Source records
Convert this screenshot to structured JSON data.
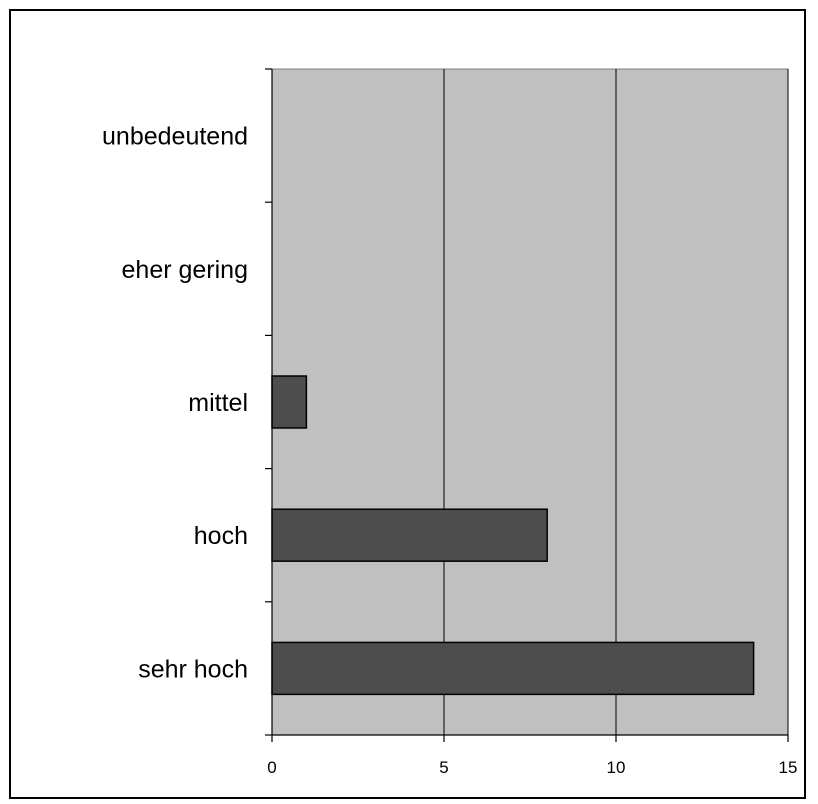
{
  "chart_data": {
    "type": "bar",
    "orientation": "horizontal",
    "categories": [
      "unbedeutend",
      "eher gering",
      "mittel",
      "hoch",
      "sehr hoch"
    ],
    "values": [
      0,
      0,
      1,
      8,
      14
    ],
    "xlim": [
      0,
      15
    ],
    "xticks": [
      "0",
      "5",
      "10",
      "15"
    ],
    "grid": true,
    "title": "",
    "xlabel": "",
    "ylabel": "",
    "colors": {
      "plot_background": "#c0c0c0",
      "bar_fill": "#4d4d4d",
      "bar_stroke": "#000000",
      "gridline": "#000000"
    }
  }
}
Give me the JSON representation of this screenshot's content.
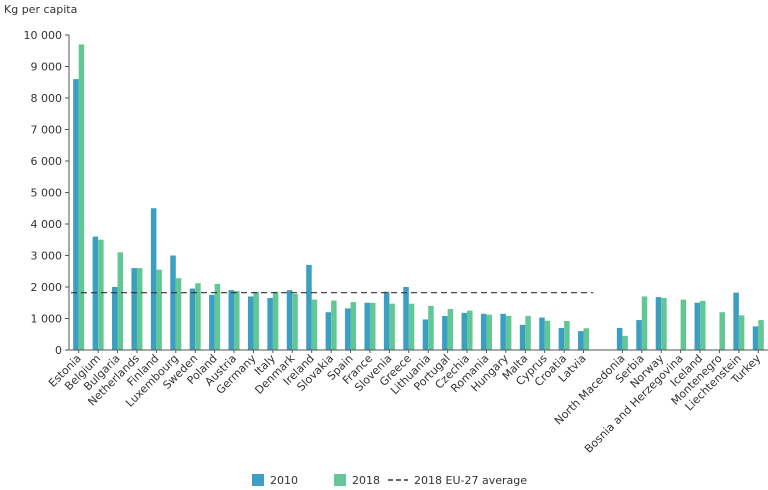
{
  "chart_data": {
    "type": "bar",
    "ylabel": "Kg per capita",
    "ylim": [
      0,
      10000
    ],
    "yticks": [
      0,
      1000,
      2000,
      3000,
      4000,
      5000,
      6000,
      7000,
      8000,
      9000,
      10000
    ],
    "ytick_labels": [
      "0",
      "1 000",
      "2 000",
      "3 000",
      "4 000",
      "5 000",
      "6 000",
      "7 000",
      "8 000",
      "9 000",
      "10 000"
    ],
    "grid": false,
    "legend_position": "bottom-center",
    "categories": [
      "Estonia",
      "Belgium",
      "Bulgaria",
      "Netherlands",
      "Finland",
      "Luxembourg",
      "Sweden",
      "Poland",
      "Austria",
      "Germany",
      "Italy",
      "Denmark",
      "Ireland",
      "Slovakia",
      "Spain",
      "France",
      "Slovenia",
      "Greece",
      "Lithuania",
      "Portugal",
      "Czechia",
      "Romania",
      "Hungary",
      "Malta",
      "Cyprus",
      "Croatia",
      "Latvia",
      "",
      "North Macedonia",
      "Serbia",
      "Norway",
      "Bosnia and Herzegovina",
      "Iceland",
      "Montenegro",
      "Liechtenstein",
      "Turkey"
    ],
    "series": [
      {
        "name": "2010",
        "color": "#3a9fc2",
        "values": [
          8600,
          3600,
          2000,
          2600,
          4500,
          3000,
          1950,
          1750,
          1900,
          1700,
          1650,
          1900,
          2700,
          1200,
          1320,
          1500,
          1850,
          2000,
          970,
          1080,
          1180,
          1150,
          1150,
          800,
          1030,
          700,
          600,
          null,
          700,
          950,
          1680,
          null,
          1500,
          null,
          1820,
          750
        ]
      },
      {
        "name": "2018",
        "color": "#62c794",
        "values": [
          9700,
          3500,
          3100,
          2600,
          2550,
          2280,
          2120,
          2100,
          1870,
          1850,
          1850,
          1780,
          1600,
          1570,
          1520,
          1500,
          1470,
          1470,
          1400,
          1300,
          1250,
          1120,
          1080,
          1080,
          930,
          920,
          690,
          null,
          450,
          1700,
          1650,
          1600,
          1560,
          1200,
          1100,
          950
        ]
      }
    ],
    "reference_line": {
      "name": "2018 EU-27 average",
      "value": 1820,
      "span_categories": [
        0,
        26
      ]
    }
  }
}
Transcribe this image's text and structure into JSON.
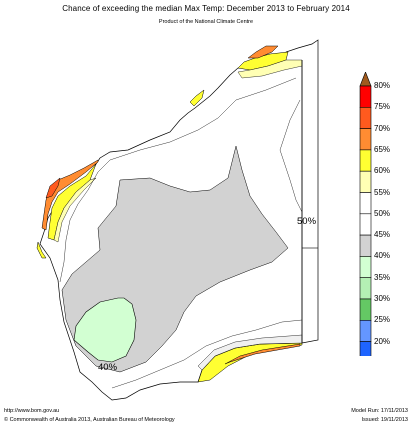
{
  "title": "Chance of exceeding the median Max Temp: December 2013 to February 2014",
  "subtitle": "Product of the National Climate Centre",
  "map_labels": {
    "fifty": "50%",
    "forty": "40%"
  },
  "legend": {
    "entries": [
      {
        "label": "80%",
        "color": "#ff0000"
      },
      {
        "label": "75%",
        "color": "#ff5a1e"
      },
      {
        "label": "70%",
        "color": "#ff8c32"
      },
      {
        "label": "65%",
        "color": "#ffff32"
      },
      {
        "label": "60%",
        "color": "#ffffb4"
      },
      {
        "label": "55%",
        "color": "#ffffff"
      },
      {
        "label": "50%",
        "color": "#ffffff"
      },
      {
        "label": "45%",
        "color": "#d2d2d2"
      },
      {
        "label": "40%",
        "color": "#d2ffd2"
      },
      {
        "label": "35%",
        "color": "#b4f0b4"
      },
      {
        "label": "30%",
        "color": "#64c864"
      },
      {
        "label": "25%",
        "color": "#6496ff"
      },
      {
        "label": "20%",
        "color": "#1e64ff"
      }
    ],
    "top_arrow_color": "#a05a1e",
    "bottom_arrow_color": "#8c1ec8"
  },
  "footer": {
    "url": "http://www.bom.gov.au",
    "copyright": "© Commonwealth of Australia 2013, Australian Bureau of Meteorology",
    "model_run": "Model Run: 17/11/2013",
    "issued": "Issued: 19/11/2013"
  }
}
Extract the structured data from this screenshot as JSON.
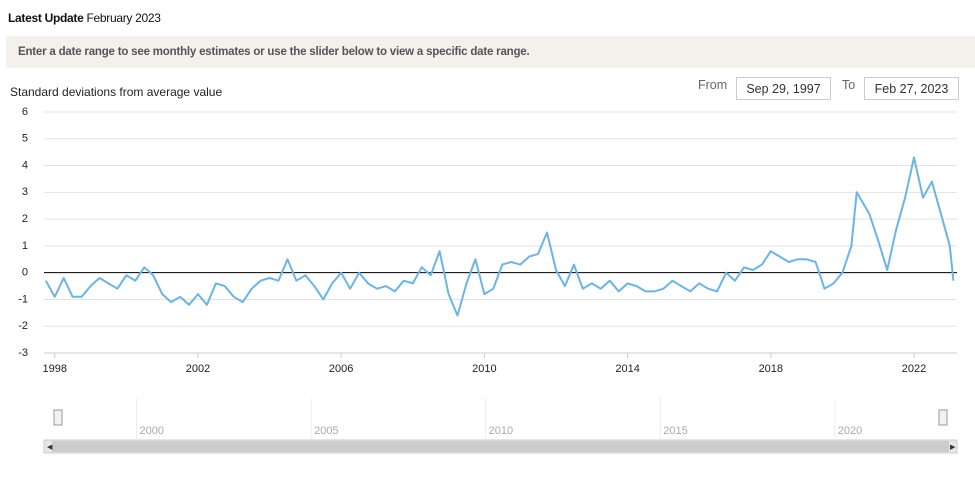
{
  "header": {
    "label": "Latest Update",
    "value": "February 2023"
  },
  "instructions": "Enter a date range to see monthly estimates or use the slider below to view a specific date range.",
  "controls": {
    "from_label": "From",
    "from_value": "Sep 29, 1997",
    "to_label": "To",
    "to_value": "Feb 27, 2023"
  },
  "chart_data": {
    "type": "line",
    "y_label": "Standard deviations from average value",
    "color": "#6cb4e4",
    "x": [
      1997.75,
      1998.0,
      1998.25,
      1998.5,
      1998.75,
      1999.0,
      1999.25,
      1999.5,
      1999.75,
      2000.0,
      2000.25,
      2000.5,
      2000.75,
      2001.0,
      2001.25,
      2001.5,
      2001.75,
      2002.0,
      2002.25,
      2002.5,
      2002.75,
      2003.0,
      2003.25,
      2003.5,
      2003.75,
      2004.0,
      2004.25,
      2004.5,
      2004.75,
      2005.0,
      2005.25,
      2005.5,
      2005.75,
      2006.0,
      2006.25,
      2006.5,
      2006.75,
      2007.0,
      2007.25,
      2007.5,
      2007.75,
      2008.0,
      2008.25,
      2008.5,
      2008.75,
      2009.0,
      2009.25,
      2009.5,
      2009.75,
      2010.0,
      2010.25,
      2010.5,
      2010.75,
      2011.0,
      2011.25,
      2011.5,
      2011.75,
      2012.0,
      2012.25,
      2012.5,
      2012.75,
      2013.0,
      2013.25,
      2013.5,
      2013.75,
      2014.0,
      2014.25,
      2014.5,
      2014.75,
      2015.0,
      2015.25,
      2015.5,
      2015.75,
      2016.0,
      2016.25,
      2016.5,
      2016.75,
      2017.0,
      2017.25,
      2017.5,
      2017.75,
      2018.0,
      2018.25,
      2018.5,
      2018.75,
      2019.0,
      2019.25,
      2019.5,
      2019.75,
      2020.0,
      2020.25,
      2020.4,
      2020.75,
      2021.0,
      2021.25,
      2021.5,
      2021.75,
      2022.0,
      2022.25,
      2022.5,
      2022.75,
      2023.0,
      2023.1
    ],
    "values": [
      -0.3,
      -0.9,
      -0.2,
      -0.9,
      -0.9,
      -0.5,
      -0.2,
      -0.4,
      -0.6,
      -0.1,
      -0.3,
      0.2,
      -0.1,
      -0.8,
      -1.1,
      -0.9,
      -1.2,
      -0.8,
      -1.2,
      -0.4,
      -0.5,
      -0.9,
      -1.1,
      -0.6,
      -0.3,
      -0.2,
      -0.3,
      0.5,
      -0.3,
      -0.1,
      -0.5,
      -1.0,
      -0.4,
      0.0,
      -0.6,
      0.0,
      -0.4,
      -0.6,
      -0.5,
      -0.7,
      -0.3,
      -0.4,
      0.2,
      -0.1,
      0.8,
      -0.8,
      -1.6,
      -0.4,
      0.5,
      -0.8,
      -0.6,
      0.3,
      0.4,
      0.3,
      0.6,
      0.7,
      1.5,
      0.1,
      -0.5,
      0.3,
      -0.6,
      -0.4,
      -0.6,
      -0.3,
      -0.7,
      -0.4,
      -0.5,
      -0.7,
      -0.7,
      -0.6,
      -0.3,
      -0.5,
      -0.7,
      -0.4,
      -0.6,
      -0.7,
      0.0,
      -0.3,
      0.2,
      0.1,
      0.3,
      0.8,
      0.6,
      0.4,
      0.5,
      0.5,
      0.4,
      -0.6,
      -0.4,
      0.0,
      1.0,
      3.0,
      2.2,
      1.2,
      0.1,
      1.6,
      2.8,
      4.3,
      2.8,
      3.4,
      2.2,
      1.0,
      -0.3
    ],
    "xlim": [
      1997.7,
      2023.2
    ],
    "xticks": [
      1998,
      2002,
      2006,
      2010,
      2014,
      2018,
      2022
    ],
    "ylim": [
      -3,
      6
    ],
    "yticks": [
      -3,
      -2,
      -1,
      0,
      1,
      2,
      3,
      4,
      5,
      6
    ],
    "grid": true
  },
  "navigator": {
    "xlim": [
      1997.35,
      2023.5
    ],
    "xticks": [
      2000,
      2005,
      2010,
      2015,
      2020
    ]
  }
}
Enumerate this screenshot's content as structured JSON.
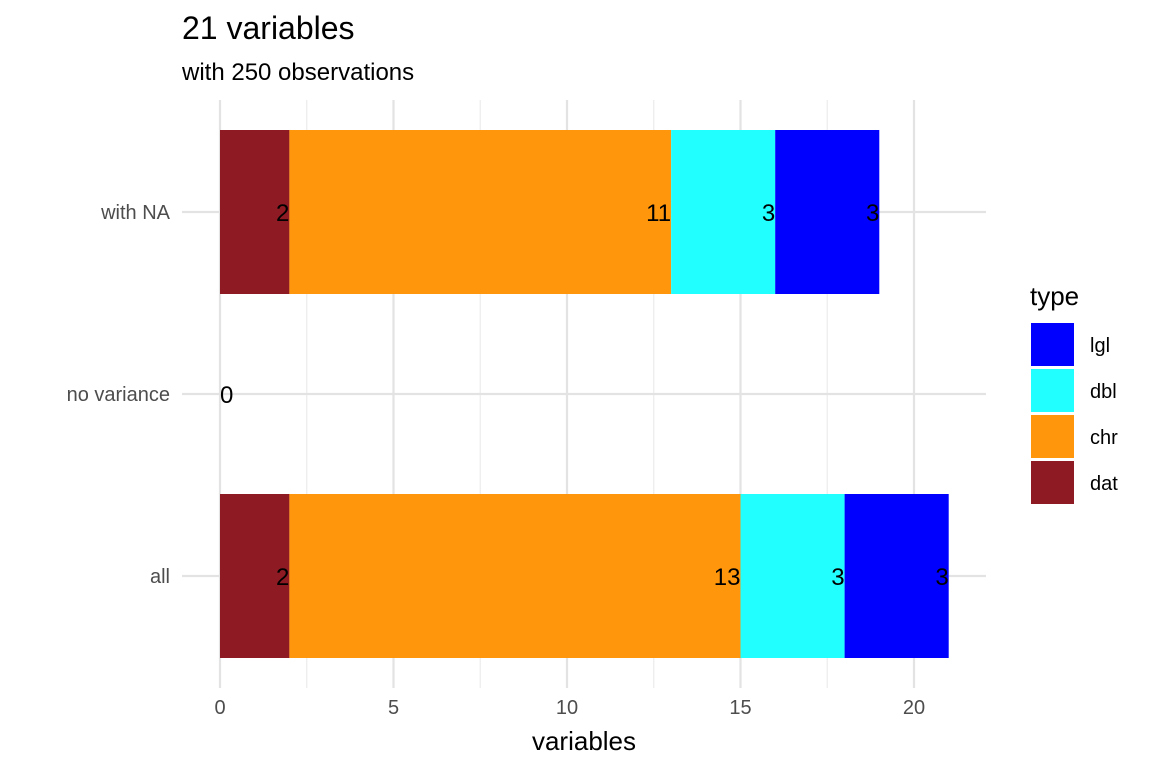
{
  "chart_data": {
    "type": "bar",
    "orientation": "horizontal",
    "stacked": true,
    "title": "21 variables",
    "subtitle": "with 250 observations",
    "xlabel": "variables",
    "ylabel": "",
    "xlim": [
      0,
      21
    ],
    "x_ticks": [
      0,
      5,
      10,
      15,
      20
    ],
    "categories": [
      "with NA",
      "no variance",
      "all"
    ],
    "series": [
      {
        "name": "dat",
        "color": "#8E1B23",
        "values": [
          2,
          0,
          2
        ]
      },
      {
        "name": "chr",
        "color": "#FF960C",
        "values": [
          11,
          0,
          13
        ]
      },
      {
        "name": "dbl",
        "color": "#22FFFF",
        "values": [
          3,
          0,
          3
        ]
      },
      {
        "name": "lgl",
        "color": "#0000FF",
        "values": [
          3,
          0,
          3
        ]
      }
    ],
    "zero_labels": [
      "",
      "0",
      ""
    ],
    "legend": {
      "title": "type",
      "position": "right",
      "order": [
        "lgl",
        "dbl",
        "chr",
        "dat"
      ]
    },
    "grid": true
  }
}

_DO THIS_. Each line that holds the word "name" should be extracted from the records.

_ANSWER BELOW_.
        "name": "2010",
        "name": "2018",
      "name": "2018 EU-27 average",
        "name": "dat",
        "name": "chr",
        "name": "dbl",
        "name": "lgl",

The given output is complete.